▶ **What is being asked**: Output each entry that follows exactly. Images stay out.
____ Information given
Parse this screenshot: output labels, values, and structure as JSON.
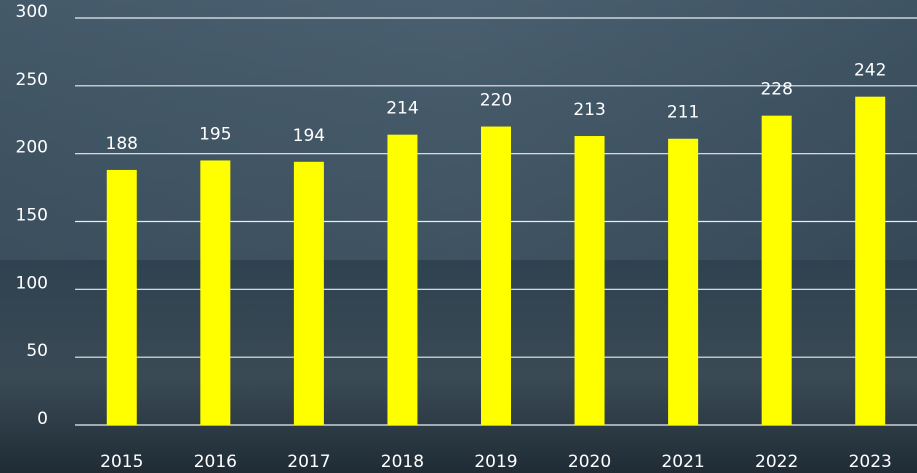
{
  "chart_data": {
    "type": "bar",
    "categories": [
      "2015",
      "2016",
      "2017",
      "2018",
      "2019",
      "2020",
      "2021",
      "2022",
      "2023"
    ],
    "values": [
      188,
      195,
      194,
      214,
      220,
      213,
      211,
      228,
      242
    ],
    "color": "#ffff00",
    "ylim": [
      0,
      300
    ],
    "yticks": [
      0,
      50,
      100,
      150,
      200,
      250,
      300
    ],
    "grid": true
  }
}
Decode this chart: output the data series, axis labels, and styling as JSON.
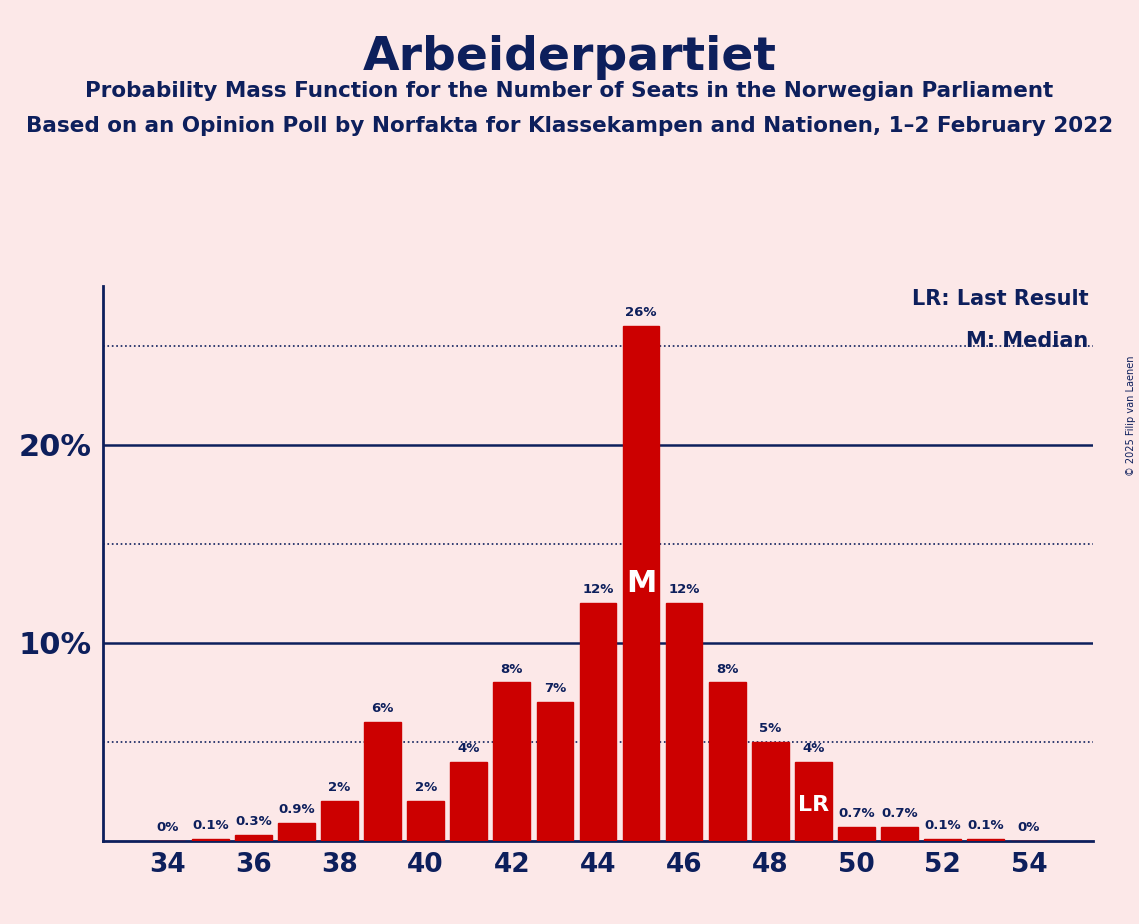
{
  "title": "Arbeiderpartiet",
  "subtitle1": "Probability Mass Function for the Number of Seats in the Norwegian Parliament",
  "subtitle2": "Based on an Opinion Poll by Norfakta for Klassekampen and Nationen, 1–2 February 2022",
  "copyright": "© 2025 Filip van Laenen",
  "seats": [
    34,
    35,
    36,
    37,
    38,
    39,
    40,
    41,
    42,
    43,
    44,
    45,
    46,
    47,
    48,
    49,
    50,
    51,
    52,
    53,
    54
  ],
  "probabilities": [
    0.0,
    0.1,
    0.3,
    0.9,
    2.0,
    6.0,
    2.0,
    4.0,
    8.0,
    7.0,
    12.0,
    26.0,
    12.0,
    8.0,
    5.0,
    4.0,
    0.7,
    0.7,
    0.1,
    0.1,
    0.0
  ],
  "bar_color": "#cc0000",
  "background_color": "#fce8e8",
  "text_color": "#0d1f5c",
  "axis_color": "#0d1f5c",
  "median_seat": 45,
  "last_result_seat": 49,
  "dotted_levels": [
    5,
    15,
    25
  ],
  "solid_levels": [
    10,
    20
  ],
  "xlim": [
    32.5,
    55.5
  ],
  "ylim": [
    0,
    28
  ]
}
________
▶ **Solution**:
Parse this screenshot: output labels, values, and structure as JSON.
{
  "chart_data": {
    "type": "bar",
    "categories": [
      "2015",
      "2016",
      "2017",
      "2018",
      "2019",
      "2020",
      "2021",
      "2022",
      "2023"
    ],
    "values": [
      188,
      195,
      194,
      214,
      220,
      213,
      211,
      228,
      242
    ],
    "color": "#ffff00",
    "ylim": [
      0,
      300
    ],
    "yticks": [
      0,
      50,
      100,
      150,
      200,
      250,
      300
    ],
    "grid": true
  }
}
Decode this chart: output the data series, axis labels, and styling as JSON.
{
  "title": "Arbeiderpartiet",
  "subtitle1": "Probability Mass Function for the Number of Seats in the Norwegian Parliament",
  "subtitle2": "Based on an Opinion Poll by Norfakta for Klassekampen and Nationen, 1–2 February 2022",
  "copyright": "© 2025 Filip van Laenen",
  "seats": [
    34,
    35,
    36,
    37,
    38,
    39,
    40,
    41,
    42,
    43,
    44,
    45,
    46,
    47,
    48,
    49,
    50,
    51,
    52,
    53,
    54
  ],
  "probabilities": [
    0.0,
    0.1,
    0.3,
    0.9,
    2.0,
    6.0,
    2.0,
    4.0,
    8.0,
    7.0,
    12.0,
    26.0,
    12.0,
    8.0,
    5.0,
    4.0,
    0.7,
    0.7,
    0.1,
    0.1,
    0.0
  ],
  "bar_color": "#cc0000",
  "background_color": "#fce8e8",
  "text_color": "#0d1f5c",
  "axis_color": "#0d1f5c",
  "median_seat": 45,
  "last_result_seat": 49,
  "dotted_levels": [
    5,
    15,
    25
  ],
  "solid_levels": [
    10,
    20
  ],
  "xlim": [
    32.5,
    55.5
  ],
  "ylim": [
    0,
    28
  ]
}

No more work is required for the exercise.